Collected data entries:
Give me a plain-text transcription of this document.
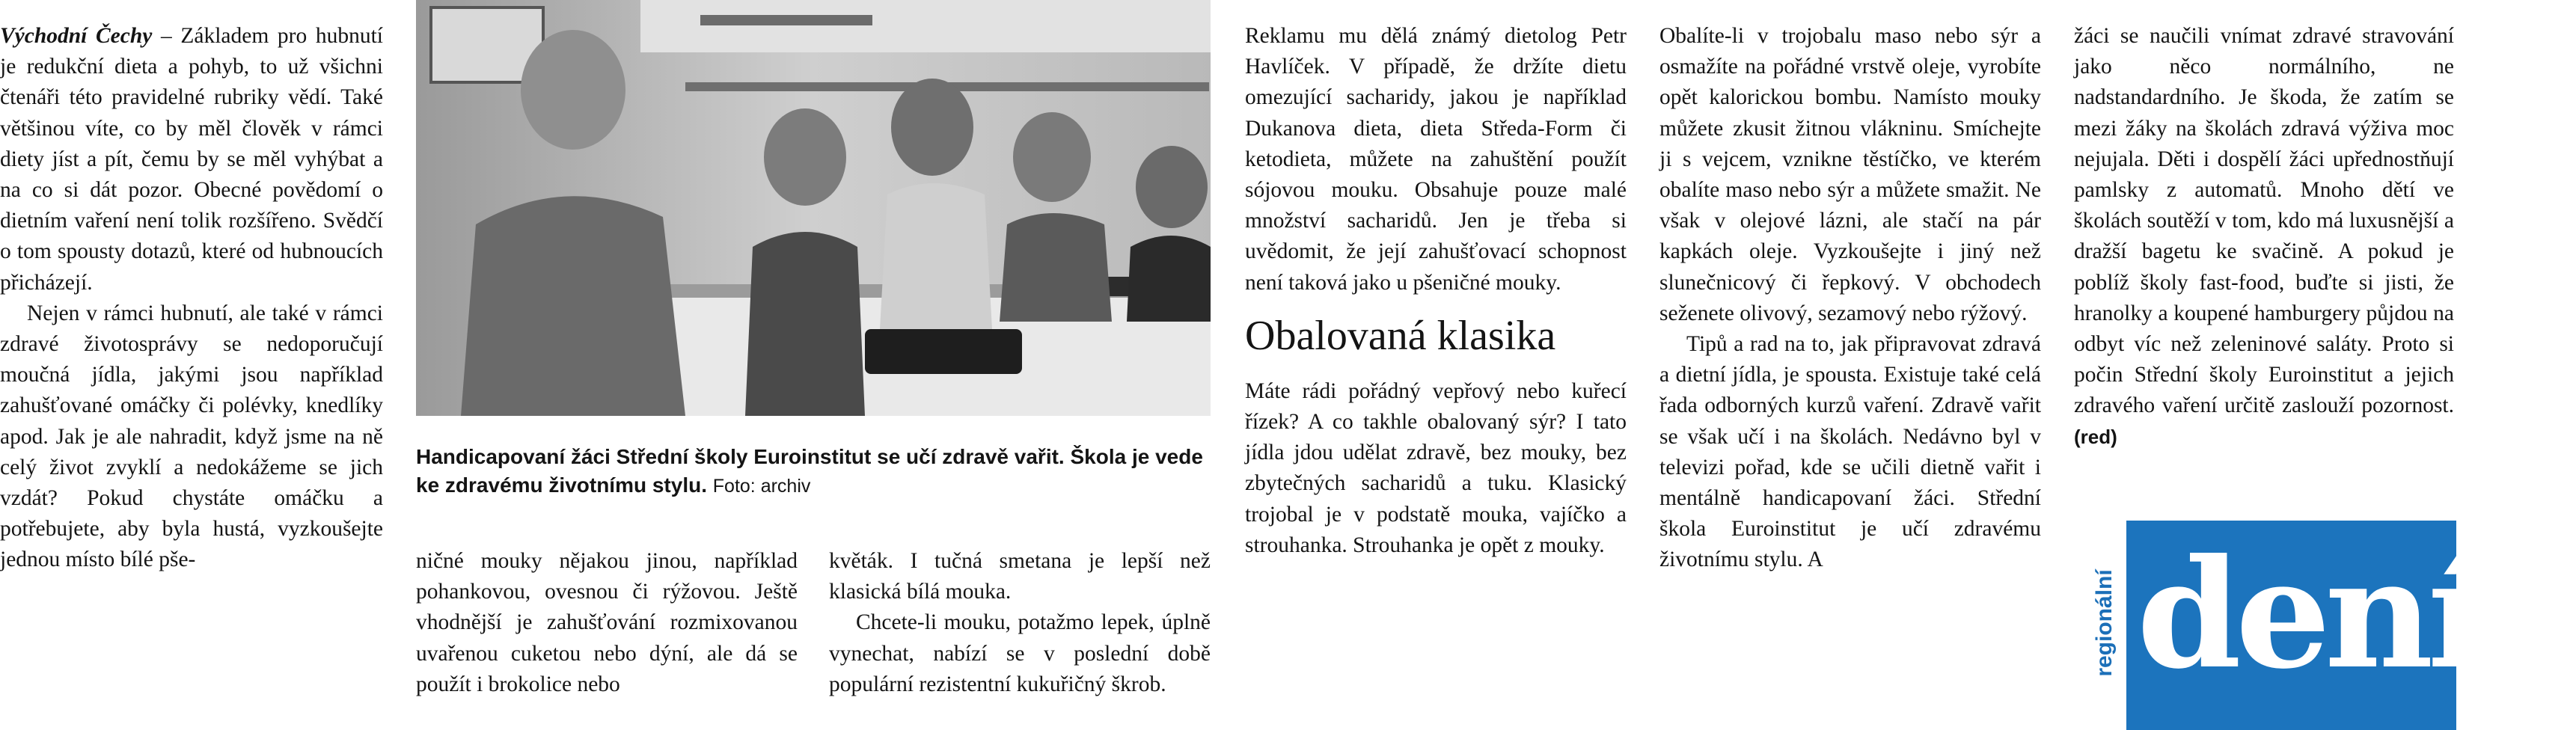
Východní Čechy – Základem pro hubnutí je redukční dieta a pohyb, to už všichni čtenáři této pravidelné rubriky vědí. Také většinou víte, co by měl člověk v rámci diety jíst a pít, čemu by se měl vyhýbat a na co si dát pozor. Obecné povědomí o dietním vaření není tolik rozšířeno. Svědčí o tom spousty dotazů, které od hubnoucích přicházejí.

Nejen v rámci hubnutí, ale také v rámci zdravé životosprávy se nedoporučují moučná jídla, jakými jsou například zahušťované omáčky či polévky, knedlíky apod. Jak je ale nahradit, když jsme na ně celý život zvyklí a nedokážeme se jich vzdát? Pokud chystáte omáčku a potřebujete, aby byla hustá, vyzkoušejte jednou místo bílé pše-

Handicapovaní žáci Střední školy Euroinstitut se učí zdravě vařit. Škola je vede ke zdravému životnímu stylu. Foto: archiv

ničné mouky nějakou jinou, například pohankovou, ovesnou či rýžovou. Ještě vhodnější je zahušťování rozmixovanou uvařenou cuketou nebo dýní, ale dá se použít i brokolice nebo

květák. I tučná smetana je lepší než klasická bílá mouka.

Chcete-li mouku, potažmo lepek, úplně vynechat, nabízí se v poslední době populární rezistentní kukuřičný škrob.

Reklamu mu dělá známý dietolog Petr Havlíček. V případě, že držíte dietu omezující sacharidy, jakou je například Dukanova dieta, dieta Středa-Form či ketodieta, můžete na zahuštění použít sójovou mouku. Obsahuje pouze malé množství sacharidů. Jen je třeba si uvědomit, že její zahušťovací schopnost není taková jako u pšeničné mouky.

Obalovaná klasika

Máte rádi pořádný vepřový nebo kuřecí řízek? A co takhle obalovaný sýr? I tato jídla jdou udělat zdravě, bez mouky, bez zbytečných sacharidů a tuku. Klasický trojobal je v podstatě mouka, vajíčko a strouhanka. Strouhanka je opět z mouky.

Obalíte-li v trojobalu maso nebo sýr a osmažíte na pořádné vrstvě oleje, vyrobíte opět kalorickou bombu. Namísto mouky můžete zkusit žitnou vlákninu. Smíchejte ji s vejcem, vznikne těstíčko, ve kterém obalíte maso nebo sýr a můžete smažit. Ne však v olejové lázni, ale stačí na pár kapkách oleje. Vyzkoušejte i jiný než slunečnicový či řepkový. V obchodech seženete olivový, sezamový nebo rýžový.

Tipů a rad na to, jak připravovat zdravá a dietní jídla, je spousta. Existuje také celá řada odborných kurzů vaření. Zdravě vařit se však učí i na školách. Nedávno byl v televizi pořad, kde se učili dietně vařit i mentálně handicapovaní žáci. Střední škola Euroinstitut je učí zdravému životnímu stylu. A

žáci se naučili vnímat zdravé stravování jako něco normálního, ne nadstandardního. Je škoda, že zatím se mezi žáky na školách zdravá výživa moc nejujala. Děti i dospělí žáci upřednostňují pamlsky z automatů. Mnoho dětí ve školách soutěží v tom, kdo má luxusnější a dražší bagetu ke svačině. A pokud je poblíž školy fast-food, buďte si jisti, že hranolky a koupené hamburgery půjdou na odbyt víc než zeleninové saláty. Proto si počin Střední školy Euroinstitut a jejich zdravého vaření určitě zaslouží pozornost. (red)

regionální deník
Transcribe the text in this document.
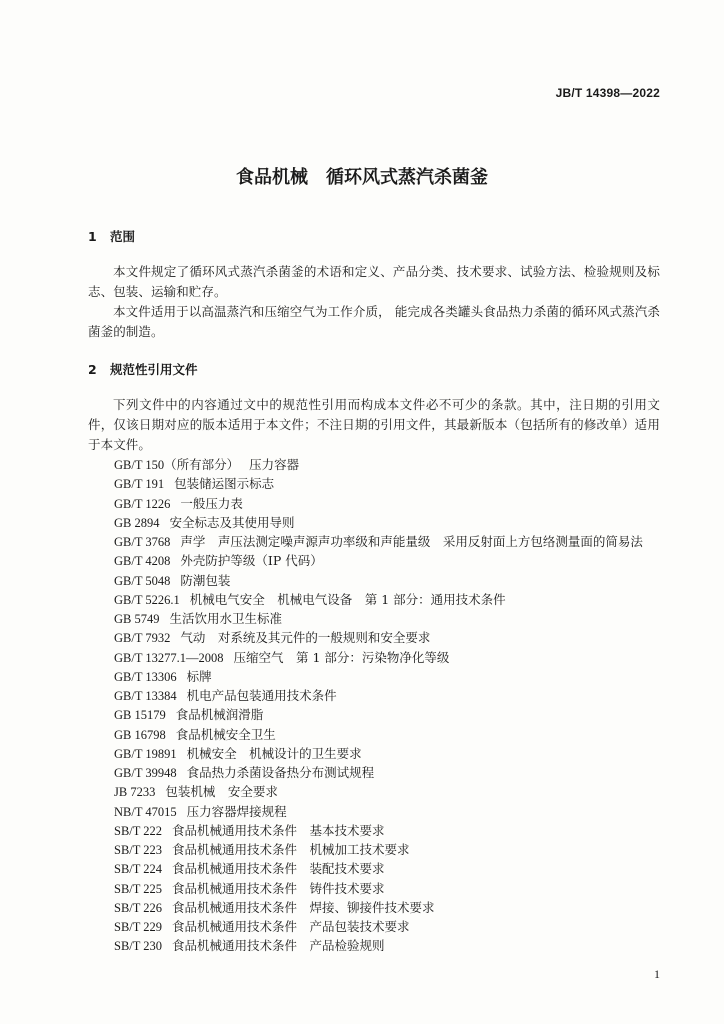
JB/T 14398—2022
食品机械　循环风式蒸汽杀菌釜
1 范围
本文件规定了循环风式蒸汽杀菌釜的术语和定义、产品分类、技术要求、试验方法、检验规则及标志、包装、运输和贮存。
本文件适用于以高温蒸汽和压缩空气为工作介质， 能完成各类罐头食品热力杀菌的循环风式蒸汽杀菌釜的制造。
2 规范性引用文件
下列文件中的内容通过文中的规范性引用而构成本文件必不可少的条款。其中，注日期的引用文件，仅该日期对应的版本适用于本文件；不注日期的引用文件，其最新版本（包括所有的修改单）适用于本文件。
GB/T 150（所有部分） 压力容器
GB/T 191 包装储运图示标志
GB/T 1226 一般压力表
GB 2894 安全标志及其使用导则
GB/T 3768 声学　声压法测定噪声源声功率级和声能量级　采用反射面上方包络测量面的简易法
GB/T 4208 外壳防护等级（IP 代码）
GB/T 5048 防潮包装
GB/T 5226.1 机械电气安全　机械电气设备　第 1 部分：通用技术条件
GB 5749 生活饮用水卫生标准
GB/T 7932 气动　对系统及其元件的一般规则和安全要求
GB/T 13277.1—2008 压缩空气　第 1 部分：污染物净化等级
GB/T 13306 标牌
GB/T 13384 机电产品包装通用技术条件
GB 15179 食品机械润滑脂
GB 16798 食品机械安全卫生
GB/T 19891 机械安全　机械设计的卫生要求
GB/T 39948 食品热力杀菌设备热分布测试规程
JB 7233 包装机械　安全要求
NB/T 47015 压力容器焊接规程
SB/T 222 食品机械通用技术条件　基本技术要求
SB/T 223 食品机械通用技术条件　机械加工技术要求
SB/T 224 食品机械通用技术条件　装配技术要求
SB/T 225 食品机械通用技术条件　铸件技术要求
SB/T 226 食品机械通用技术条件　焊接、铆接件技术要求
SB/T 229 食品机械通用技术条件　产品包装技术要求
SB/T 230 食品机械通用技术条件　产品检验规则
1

* _Brief_:
Transcribe the whole listing exactly. Pictures are excluded.

* _Solution to the problem_:
Give me a plain-text transcription of this document.
Východní Čechy – Základem pro hubnutí je redukční dieta a pohyb, to už všichni čtenáři této pravidelné rubriky vědí. Také většinou víte, co by měl člověk v rámci diety jíst a pít, čemu by se měl vyhýbat a na co si dát pozor. Obecné povědomí o dietním vaření není tolik rozšířeno. Svědčí o tom spousty dotazů, které od hubnoucích přicházejí.

Nejen v rámci hubnutí, ale také v rámci zdravé životosprávy se nedoporučují moučná jídla, jakými jsou například zahušťované omáčky či polévky, knedlíky apod. Jak je ale nahradit, když jsme na ně celý život zvyklí a nedokážeme se jich vzdát? Pokud chystáte omáčku a potřebujete, aby byla hustá, vyzkoušejte jednou místo bílé pše-

Handicapovaní žáci Střední školy Euroinstitut se učí zdravě vařit. Škola je vede ke zdravému životnímu stylu. Foto: archiv

ničné mouky nějakou jinou, například pohankovou, ovesnou či rýžovou. Ještě vhodnější je zahušťování rozmixovanou uvařenou cuketou nebo dýní, ale dá se použít i brokolice nebo

květák. I tučná smetana je lepší než klasická bílá mouka.

Chcete-li mouku, potažmo lepek, úplně vynechat, nabízí se v poslední době populární rezistentní kukuřičný škrob.

Reklamu mu dělá známý dietolog Petr Havlíček. V případě, že držíte dietu omezující sacharidy, jakou je například Dukanova dieta, dieta Středa-Form či ketodieta, můžete na zahuštění použít sójovou mouku. Obsahuje pouze malé množství sacharidů. Jen je třeba si uvědomit, že její zahušťovací schopnost není taková jako u pšeničné mouky.

Obalovaná klasika

Máte rádi pořádný vepřový nebo kuřecí řízek? A co takhle obalovaný sýr? I tato jídla jdou udělat zdravě, bez mouky, bez zbytečných sacharidů a tuku. Klasický trojobal je v podstatě mouka, vajíčko a strouhanka. Strouhanka je opět z mouky.

Obalíte-li v trojobalu maso nebo sýr a osmažíte na pořádné vrstvě oleje, vyrobíte opět kalorickou bombu. Namísto mouky můžete zkusit žitnou vlákninu. Smíchejte ji s vejcem, vznikne těstíčko, ve kterém obalíte maso nebo sýr a můžete smažit. Ne však v olejové lázni, ale stačí na pár kapkách oleje. Vyzkoušejte i jiný než slunečnicový či řepkový. V obchodech seženete olivový, sezamový nebo rýžový.

Tipů a rad na to, jak připravovat zdravá a dietní jídla, je spousta. Existuje také celá řada odborných kurzů vaření. Zdravě vařit se však učí i na školách. Nedávno byl v televizi pořad, kde se učili dietně vařit i mentálně handicapovaní žáci. Střední škola Euroinstitut je učí zdravému životnímu stylu. A

žáci se naučili vnímat zdravé stravování jako něco normálního, ne nadstandardního. Je škoda, že zatím se mezi žáky na školách zdravá výživa moc nejujala. Děti i dospělí žáci upřednostňují pamlsky z automatů. Mnoho dětí ve školách soutěží v tom, kdo má luxusnější a dražší bagetu ke svačině. A pokud je poblíž školy fast-food, buďte si jisti, že hranolky a koupené hamburgery půjdou na odbyt víc než zeleninové saláty. Proto si počin Střední školy Euroinstitut a jejich zdravého vaření určitě zaslouží pozornost. (red)

regionální deník
Transcribe the text in this document.
JB/T 14398—2022
食品机械　循环风式蒸汽杀菌釜
1 范围
本文件规定了循环风式蒸汽杀菌釜的术语和定义、产品分类、技术要求、试验方法、检验规则及标志、包装、运输和贮存。
本文件适用于以高温蒸汽和压缩空气为工作介质， 能完成各类罐头食品热力杀菌的循环风式蒸汽杀菌釜的制造。
2 规范性引用文件
下列文件中的内容通过文中的规范性引用而构成本文件必不可少的条款。其中，注日期的引用文件，仅该日期对应的版本适用于本文件；不注日期的引用文件，其最新版本（包括所有的修改单）适用于本文件。
GB/T 150（所有部分） 压力容器
GB/T 191 包装储运图示标志
GB/T 1226 一般压力表
GB 2894 安全标志及其使用导则
GB/T 3768 声学　声压法测定噪声源声功率级和声能量级　采用反射面上方包络测量面的简易法
GB/T 4208 外壳防护等级（IP 代码）
GB/T 5048 防潮包装
GB/T 5226.1 机械电气安全　机械电气设备　第 1 部分：通用技术条件
GB 5749 生活饮用水卫生标准
GB/T 7932 气动　对系统及其元件的一般规则和安全要求
GB/T 13277.1—2008 压缩空气　第 1 部分：污染物净化等级
GB/T 13306 标牌
GB/T 13384 机电产品包装通用技术条件
GB 15179 食品机械润滑脂
GB 16798 食品机械安全卫生
GB/T 19891 机械安全　机械设计的卫生要求
GB/T 39948 食品热力杀菌设备热分布测试规程
JB 7233 包装机械　安全要求
NB/T 47015 压力容器焊接规程
SB/T 222 食品机械通用技术条件　基本技术要求
SB/T 223 食品机械通用技术条件　机械加工技术要求
SB/T 224 食品机械通用技术条件　装配技术要求
SB/T 225 食品机械通用技术条件　铸件技术要求
SB/T 226 食品机械通用技术条件　焊接、铆接件技术要求
SB/T 229 食品机械通用技术条件　产品包装技术要求
SB/T 230 食品机械通用技术条件　产品检验规则
1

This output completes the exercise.